◆ Exercise description
Gather every line that includes the word "karena", please.

Recorded data
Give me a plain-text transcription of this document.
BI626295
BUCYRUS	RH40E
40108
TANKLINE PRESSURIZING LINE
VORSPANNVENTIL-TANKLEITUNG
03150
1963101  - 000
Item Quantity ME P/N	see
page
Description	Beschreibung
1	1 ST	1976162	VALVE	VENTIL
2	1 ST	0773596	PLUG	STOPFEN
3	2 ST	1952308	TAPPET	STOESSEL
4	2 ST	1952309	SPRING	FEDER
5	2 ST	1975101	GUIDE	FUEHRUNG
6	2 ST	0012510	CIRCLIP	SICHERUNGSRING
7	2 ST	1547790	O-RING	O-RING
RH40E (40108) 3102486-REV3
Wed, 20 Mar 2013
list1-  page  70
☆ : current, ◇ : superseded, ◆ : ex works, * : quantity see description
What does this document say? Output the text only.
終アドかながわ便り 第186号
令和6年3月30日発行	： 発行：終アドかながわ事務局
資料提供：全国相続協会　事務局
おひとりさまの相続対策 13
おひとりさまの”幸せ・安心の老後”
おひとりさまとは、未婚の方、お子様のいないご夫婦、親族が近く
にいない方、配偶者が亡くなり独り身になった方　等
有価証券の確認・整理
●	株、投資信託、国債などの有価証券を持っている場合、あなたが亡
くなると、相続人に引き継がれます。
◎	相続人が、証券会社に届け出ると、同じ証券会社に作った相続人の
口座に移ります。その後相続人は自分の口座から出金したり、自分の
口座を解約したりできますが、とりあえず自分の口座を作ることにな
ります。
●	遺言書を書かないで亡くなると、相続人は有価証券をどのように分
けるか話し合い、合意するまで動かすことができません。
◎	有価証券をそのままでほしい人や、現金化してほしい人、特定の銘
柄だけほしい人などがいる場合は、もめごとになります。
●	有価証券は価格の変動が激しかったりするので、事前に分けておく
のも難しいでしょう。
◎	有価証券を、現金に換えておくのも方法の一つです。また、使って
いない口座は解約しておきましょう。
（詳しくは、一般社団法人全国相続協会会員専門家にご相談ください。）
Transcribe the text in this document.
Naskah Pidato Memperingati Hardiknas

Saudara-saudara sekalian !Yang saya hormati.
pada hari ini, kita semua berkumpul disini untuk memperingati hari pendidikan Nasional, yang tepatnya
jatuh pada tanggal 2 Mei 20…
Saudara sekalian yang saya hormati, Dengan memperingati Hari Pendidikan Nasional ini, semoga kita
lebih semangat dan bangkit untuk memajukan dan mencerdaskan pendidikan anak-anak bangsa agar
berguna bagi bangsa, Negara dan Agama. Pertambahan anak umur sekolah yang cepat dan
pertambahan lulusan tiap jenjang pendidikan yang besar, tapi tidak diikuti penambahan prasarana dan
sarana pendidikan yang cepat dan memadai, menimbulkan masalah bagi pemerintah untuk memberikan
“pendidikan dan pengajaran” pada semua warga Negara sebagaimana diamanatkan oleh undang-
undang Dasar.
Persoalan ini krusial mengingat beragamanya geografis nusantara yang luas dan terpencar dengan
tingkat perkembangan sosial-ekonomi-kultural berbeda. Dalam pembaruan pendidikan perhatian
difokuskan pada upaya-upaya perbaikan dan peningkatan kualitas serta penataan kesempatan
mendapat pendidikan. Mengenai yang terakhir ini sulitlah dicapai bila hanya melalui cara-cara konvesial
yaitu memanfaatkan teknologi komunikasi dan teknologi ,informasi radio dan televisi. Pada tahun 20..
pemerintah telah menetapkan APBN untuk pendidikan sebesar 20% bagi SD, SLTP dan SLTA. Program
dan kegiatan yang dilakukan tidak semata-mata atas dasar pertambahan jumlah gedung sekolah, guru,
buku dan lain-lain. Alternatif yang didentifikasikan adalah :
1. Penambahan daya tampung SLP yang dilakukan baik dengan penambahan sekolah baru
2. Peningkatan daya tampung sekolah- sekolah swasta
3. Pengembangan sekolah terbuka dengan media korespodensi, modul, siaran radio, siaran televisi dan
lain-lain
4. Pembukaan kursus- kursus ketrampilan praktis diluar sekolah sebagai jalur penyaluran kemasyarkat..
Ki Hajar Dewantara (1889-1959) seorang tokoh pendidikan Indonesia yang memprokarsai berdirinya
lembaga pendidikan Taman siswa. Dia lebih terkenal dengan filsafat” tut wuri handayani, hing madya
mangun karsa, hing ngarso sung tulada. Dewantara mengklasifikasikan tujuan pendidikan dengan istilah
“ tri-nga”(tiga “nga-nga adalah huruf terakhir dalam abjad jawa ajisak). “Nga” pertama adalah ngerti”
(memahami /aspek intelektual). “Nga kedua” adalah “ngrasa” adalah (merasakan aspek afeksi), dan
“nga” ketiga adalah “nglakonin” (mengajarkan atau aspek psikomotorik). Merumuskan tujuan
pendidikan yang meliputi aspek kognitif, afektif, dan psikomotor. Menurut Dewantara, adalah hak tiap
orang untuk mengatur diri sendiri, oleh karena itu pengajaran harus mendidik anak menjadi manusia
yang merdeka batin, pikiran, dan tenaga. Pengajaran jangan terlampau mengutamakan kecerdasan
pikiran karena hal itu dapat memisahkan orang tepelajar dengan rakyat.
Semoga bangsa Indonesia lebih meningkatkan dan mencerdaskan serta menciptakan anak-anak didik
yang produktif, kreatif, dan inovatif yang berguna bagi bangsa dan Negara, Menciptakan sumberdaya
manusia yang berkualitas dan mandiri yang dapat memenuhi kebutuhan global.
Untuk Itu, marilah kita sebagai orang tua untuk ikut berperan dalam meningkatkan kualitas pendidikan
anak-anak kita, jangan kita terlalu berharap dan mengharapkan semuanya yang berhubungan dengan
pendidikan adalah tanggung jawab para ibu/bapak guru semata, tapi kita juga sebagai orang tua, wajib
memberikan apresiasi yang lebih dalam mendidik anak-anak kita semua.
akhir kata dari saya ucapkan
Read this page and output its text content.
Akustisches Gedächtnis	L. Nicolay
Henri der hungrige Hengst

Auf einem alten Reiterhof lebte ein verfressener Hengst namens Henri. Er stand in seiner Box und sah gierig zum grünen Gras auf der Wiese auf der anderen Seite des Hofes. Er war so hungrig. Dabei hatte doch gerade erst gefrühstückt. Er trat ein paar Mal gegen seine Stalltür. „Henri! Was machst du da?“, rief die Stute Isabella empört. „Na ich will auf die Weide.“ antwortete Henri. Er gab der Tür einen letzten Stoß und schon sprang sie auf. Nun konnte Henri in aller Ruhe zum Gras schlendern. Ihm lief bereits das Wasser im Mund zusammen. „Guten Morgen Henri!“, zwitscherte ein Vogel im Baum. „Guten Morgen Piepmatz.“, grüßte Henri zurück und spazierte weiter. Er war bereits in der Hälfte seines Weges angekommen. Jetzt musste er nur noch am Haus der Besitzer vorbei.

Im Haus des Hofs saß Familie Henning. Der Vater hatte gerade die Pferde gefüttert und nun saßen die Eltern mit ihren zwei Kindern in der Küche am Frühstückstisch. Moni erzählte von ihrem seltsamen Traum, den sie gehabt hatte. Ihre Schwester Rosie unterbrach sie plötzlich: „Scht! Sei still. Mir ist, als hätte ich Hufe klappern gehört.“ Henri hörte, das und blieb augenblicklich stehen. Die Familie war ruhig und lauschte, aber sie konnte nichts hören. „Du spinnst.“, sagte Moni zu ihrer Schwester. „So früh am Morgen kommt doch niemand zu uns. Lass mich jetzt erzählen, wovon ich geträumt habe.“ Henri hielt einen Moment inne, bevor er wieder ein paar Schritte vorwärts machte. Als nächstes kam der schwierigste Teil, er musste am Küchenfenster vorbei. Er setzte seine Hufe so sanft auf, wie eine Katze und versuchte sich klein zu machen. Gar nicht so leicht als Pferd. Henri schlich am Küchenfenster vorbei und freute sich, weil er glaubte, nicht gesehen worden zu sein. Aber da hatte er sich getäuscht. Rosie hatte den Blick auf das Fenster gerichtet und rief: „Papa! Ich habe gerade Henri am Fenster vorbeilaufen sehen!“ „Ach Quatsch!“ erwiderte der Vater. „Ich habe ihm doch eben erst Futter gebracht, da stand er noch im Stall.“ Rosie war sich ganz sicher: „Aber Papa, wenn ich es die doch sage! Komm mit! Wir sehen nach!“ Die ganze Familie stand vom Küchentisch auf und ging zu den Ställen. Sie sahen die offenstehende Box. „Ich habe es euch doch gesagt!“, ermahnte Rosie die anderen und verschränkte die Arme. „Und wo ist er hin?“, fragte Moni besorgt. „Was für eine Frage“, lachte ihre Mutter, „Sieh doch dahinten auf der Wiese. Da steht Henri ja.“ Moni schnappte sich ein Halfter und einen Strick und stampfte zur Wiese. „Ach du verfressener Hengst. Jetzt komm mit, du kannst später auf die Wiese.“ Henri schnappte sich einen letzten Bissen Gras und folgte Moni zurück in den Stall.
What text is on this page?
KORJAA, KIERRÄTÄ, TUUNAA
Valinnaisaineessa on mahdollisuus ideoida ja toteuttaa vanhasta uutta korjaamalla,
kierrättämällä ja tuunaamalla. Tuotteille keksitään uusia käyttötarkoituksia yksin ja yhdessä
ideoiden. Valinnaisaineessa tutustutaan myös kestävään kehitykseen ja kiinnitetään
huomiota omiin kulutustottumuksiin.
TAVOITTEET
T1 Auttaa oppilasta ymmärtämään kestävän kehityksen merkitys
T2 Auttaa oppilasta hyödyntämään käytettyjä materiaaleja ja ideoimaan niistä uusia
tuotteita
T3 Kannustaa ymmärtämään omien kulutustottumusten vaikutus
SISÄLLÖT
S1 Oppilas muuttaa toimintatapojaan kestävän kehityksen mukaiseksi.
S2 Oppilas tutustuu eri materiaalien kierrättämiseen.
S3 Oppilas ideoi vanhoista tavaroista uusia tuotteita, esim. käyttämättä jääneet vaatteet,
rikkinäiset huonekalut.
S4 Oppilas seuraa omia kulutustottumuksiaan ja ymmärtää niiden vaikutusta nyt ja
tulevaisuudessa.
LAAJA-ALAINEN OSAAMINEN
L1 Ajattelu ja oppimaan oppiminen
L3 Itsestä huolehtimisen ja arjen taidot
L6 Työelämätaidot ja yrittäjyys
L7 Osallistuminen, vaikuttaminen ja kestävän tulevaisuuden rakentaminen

◆ Reply to the exercise
orang untuk mengatur diri sendiri, oleh karena itu pengajaran harus mendidik anak menjadi manusia
pikiran karena hal itu dapat memisahkan orang tepelajar dengan rakyat.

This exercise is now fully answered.